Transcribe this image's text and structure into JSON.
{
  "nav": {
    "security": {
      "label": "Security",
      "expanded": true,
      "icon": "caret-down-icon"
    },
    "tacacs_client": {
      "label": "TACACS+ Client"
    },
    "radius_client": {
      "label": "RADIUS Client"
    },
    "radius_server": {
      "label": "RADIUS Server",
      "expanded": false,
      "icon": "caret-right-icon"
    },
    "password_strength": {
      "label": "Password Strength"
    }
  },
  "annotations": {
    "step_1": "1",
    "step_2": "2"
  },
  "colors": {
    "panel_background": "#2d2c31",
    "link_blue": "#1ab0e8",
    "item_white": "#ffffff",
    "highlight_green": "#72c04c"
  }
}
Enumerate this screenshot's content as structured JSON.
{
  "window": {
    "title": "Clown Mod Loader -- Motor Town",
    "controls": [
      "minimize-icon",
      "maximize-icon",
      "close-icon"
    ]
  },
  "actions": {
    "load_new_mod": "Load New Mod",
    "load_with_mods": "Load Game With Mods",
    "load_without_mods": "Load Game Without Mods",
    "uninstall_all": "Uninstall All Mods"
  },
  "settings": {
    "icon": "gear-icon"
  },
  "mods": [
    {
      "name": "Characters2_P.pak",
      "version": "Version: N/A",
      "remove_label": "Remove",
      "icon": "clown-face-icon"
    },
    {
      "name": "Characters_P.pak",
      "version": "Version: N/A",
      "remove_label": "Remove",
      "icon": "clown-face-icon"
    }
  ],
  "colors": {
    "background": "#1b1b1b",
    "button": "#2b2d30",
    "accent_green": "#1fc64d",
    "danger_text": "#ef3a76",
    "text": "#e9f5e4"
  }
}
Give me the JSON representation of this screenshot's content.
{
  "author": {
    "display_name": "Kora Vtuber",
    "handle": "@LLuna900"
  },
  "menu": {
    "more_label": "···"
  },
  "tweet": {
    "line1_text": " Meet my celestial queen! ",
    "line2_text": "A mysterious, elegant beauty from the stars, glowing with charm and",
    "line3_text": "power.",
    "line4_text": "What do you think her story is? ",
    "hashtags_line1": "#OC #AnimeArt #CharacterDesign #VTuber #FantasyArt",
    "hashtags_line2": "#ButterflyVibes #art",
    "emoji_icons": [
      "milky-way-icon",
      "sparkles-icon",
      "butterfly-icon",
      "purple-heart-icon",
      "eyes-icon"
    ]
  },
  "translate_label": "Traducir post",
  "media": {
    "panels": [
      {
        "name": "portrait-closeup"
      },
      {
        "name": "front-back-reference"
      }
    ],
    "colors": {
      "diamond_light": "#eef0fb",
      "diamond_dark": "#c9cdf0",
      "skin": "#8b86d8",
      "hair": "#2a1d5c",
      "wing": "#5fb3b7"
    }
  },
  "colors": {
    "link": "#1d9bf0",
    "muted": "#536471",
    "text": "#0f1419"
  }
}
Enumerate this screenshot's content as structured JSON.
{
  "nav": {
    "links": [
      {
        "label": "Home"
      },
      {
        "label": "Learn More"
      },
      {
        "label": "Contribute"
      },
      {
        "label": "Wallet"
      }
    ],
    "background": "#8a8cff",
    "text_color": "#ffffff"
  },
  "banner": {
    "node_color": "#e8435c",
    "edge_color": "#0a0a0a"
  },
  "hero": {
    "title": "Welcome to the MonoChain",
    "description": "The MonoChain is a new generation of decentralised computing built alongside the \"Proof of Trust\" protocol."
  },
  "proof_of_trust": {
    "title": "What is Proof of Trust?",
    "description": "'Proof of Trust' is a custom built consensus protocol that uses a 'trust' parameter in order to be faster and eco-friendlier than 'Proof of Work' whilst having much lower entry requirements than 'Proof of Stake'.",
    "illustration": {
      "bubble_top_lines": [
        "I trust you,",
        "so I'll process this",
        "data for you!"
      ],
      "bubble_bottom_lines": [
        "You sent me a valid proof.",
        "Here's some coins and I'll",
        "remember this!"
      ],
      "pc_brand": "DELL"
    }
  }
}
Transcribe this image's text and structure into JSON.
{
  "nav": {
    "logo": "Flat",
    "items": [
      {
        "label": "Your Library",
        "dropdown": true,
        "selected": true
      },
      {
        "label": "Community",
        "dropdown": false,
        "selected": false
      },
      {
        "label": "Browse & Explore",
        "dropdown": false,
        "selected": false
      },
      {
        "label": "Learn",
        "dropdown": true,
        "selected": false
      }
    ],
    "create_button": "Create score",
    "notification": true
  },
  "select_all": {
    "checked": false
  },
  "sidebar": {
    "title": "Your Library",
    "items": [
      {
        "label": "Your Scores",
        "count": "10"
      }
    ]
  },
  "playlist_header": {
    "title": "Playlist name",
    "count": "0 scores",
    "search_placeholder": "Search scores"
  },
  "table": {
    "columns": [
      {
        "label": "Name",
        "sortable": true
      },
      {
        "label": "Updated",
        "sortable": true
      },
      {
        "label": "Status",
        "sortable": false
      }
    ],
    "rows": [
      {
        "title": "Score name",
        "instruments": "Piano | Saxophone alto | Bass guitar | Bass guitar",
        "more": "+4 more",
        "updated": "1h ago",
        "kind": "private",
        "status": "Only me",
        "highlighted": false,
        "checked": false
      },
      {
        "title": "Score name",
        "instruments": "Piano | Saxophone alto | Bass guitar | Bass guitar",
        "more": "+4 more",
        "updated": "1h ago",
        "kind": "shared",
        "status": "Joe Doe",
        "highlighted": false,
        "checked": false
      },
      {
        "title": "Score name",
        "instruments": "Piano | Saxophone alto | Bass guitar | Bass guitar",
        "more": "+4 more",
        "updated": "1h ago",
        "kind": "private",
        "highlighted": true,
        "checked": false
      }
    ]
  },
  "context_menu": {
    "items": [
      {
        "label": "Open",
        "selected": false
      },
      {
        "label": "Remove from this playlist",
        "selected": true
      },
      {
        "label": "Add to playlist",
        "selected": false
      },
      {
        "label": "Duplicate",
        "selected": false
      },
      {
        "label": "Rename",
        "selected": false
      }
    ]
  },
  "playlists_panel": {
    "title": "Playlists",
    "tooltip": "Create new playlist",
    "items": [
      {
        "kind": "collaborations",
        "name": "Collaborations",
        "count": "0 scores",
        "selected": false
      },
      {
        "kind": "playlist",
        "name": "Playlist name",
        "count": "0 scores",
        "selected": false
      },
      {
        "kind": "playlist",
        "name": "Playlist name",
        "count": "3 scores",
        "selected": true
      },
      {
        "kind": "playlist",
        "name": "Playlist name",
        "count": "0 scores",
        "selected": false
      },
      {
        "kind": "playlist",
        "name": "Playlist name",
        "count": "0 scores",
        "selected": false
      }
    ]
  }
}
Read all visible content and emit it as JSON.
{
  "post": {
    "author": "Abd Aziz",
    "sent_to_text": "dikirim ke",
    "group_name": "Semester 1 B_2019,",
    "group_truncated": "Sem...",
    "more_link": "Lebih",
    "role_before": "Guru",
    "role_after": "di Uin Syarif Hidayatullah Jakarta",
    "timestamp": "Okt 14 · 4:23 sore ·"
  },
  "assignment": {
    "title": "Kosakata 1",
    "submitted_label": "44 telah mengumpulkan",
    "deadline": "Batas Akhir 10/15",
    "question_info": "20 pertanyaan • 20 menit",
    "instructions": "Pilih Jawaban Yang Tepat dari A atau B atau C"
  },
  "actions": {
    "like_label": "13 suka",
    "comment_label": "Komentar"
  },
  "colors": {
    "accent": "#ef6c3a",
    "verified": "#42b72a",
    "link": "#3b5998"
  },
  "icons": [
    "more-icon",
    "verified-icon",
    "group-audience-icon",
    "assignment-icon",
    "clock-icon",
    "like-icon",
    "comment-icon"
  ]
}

| What to do |
Extract the complete listing above, reproducing each line exactly.

| Finished answer |
Transcribe this image's text and structure into JSON.
{
  "nav": {
    "security": {
      "label": "Security",
      "expanded": true,
      "icon": "caret-down-icon"
    },
    "tacacs_client": {
      "label": "TACACS+ Client"
    },
    "radius_client": {
      "label": "RADIUS Client"
    },
    "radius_server": {
      "label": "RADIUS Server",
      "expanded": false,
      "icon": "caret-right-icon"
    },
    "password_strength": {
      "label": "Password Strength"
    }
  },
  "annotations": {
    "step_1": "1",
    "step_2": "2"
  },
  "colors": {
    "panel_background": "#2d2c31",
    "link_blue": "#1ab0e8",
    "item_white": "#ffffff",
    "highlight_green": "#72c04c"
  }
}
Enumerate this screenshot's content as structured JSON.
{
  "window": {
    "title": "Clown Mod Loader -- Motor Town",
    "controls": [
      "minimize-icon",
      "maximize-icon",
      "close-icon"
    ]
  },
  "actions": {
    "load_new_mod": "Load New Mod",
    "load_with_mods": "Load Game With Mods",
    "load_without_mods": "Load Game Without Mods",
    "uninstall_all": "Uninstall All Mods"
  },
  "settings": {
    "icon": "gear-icon"
  },
  "mods": [
    {
      "name": "Characters2_P.pak",
      "version": "Version: N/A",
      "remove_label": "Remove",
      "icon": "clown-face-icon"
    },
    {
      "name": "Characters_P.pak",
      "version": "Version: N/A",
      "remove_label": "Remove",
      "icon": "clown-face-icon"
    }
  ],
  "colors": {
    "background": "#1b1b1b",
    "button": "#2b2d30",
    "accent_green": "#1fc64d",
    "danger_text": "#ef3a76",
    "text": "#e9f5e4"
  }
}
Give me the JSON representation of this screenshot's content.
{
  "author": {
    "display_name": "Kora Vtuber",
    "handle": "@LLuna900"
  },
  "menu": {
    "more_label": "···"
  },
  "tweet": {
    "line1_text": " Meet my celestial queen! ",
    "line2_text": "A mysterious, elegant beauty from the stars, glowing with charm and",
    "line3_text": "power.",
    "line4_text": "What do you think her story is? ",
    "hashtags_line1": "#OC #AnimeArt #CharacterDesign #VTuber #FantasyArt",
    "hashtags_line2": "#ButterflyVibes #art",
    "emoji_icons": [
      "milky-way-icon",
      "sparkles-icon",
      "butterfly-icon",
      "purple-heart-icon",
      "eyes-icon"
    ]
  },
  "translate_label": "Traducir post",
  "media": {
    "panels": [
      {
        "name": "portrait-closeup"
      },
      {
        "name": "front-back-reference"
      }
    ],
    "colors": {
      "diamond_light": "#eef0fb",
      "diamond_dark": "#c9cdf0",
      "skin": "#8b86d8",
      "hair": "#2a1d5c",
      "wing": "#5fb3b7"
    }
  },
  "colors": {
    "link": "#1d9bf0",
    "muted": "#536471",
    "text": "#0f1419"
  }
}
Enumerate this screenshot's content as structured JSON.
{
  "nav": {
    "links": [
      {
        "label": "Home"
      },
      {
        "label": "Learn More"
      },
      {
        "label": "Contribute"
      },
      {
        "label": "Wallet"
      }
    ],
    "background": "#8a8cff",
    "text_color": "#ffffff"
  },
  "banner": {
    "node_color": "#e8435c",
    "edge_color": "#0a0a0a"
  },
  "hero": {
    "title": "Welcome to the MonoChain",
    "description": "The MonoChain is a new generation of decentralised computing built alongside the \"Proof of Trust\" protocol."
  },
  "proof_of_trust": {
    "title": "What is Proof of Trust?",
    "description": "'Proof of Trust' is a custom built consensus protocol that uses a 'trust' parameter in order to be faster and eco-friendlier than 'Proof of Work' whilst having much lower entry requirements than 'Proof of Stake'.",
    "illustration": {
      "bubble_top_lines": [
        "I trust you,",
        "so I'll process this",
        "data for you!"
      ],
      "bubble_bottom_lines": [
        "You sent me a valid proof.",
        "Here's some coins and I'll",
        "remember this!"
      ],
      "pc_brand": "DELL"
    }
  }
}
Transcribe this image's text and structure into JSON.
{
  "nav": {
    "logo": "Flat",
    "items": [
      {
        "label": "Your Library",
        "dropdown": true,
        "selected": true
      },
      {
        "label": "Community",
        "dropdown": false,
        "selected": false
      },
      {
        "label": "Browse & Explore",
        "dropdown": false,
        "selected": false
      },
      {
        "label": "Learn",
        "dropdown": true,
        "selected": false
      }
    ],
    "create_button": "Create score",
    "notification": true
  },
  "select_all": {
    "checked": false
  },
  "sidebar": {
    "title": "Your Library",
    "items": [
      {
        "label": "Your Scores",
        "count": "10"
      }
    ]
  },
  "playlist_header": {
    "title": "Playlist name",
    "count": "0 scores",
    "search_placeholder": "Search scores"
  },
  "table": {
    "columns": [
      {
        "label": "Name",
        "sortable": true
      },
      {
        "label": "Updated",
        "sortable": true
      },
      {
        "label": "Status",
        "sortable": false
      }
    ],
    "rows": [
      {
        "title": "Score name",
        "instruments": "Piano | Saxophone alto | Bass guitar | Bass guitar",
        "more": "+4 more",
        "updated": "1h ago",
        "kind": "private",
        "status": "Only me",
        "highlighted": false,
        "checked": false
      },
      {
        "title": "Score name",
        "instruments": "Piano | Saxophone alto | Bass guitar | Bass guitar",
        "more": "+4 more",
        "updated": "1h ago",
        "kind": "shared",
        "status": "Joe Doe",
        "highlighted": false,
        "checked": false
      },
      {
        "title": "Score name",
        "instruments": "Piano | Saxophone alto | Bass guitar | Bass guitar",
        "more": "+4 more",
        "updated": "1h ago",
        "kind": "private",
        "highlighted": true,
        "checked": false
      }
    ]
  },
  "context_menu": {
    "items": [
      {
        "label": "Open",
        "selected": false
      },
      {
        "label": "Remove from this playlist",
        "selected": true
      },
      {
        "label": "Add to playlist",
        "selected": false
      },
      {
        "label": "Duplicate",
        "selected": false
      },
      {
        "label": "Rename",
        "selected": false
      }
    ]
  },
  "playlists_panel": {
    "title": "Playlists",
    "tooltip": "Create new playlist",
    "items": [
      {
        "kind": "collaborations",
        "name": "Collaborations",
        "count": "0 scores",
        "selected": false
      },
      {
        "kind": "playlist",
        "name": "Playlist name",
        "count": "0 scores",
        "selected": false
      },
      {
        "kind": "playlist",
        "name": "Playlist name",
        "count": "3 scores",
        "selected": true
      },
      {
        "kind": "playlist",
        "name": "Playlist name",
        "count": "0 scores",
        "selected": false
      },
      {
        "kind": "playlist",
        "name": "Playlist name",
        "count": "0 scores",
        "selected": false
      }
    ]
  }
}
Read all visible content and emit it as JSON.
{
  "post": {
    "author": "Abd Aziz",
    "sent_to_text": "dikirim ke",
    "group_name": "Semester 1 B_2019,",
    "group_truncated": "Sem...",
    "more_link": "Lebih",
    "role_before": "Guru",
    "role_after": "di Uin Syarif Hidayatullah Jakarta",
    "timestamp": "Okt 14 · 4:23 sore ·"
  },
  "assignment": {
    "title": "Kosakata 1",
    "submitted_label": "44 telah mengumpulkan",
    "deadline": "Batas Akhir 10/15",
    "question_info": "20 pertanyaan • 20 menit",
    "instructions": "Pilih Jawaban Yang Tepat dari A atau B atau C"
  },
  "actions": {
    "like_label": "13 suka",
    "comment_label": "Komentar"
  },
  "colors": {
    "accent": "#ef6c3a",
    "verified": "#42b72a",
    "link": "#3b5998"
  },
  "icons": [
    "more-icon",
    "verified-icon",
    "group-audience-icon",
    "assignment-icon",
    "clock-icon",
    "like-icon",
    "comment-icon"
  ]
}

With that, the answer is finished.